An exact copy of all the data is required, with pictures left out.
-- BEGIN Provided data --
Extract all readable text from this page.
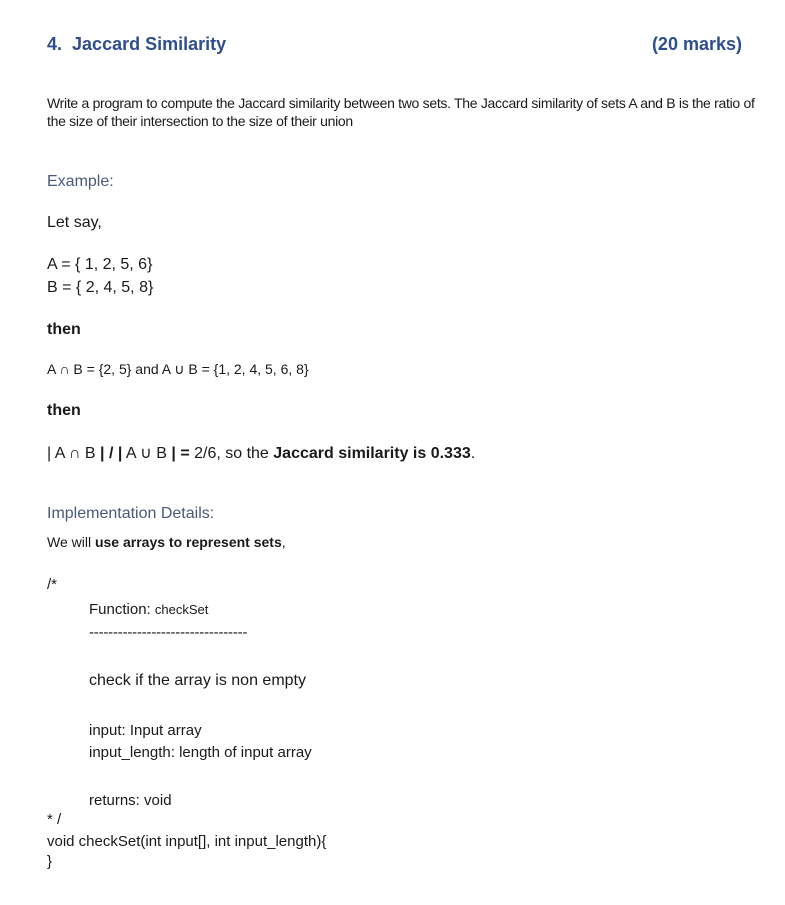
4. Jaccard Similarity	(20 marks)
Write a program to compute the Jaccard similarity between two sets. The Jaccard similarity of sets A and B is the ratio of the size of their intersection to the size of their union
Example:
Let say,
A = { 1, 2, 5, 6}
B = { 2, 4, 5, 8}
then
A ∩ B = {2, 5} and A ∪ B = {1, 2, 4, 5, 6, 8}
then
| A ∩ B | / | A ∪ B | = 2/6, so the Jaccard similarity is 0.333.
Implementation Details:
We will use arrays to represent sets,
/*
Function: checkSet
---------------------------------
check if the array is non empty
input: Input array
input_length: length of input array
returns: void
* /
void checkSet(int input[], int input_length){
}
-- END Provided data --
Reply to the task:
Extract all readable text from this page.
4. Jaccard Similarity	(20 marks)
Write a program to compute the Jaccard similarity between two sets. The Jaccard similarity of sets A and B is the ratio of the size of their intersection to the size of their union
Example:
Let say,
A = { 1, 2, 5, 6}
B = { 2, 4, 5, 8}
then
A ∩ B = {2, 5} and A ∪ B = {1, 2, 4, 5, 6, 8}
then
| A ∩ B | / | A ∪ B | = 2/6, so the Jaccard similarity is 0.333.
Implementation Details:
We will use arrays to represent sets,
/*
Function: checkSet
---------------------------------
check if the array is non empty
input: Input array
input_length: length of input array
returns: void
* /
void checkSet(int input[], int input_length){
}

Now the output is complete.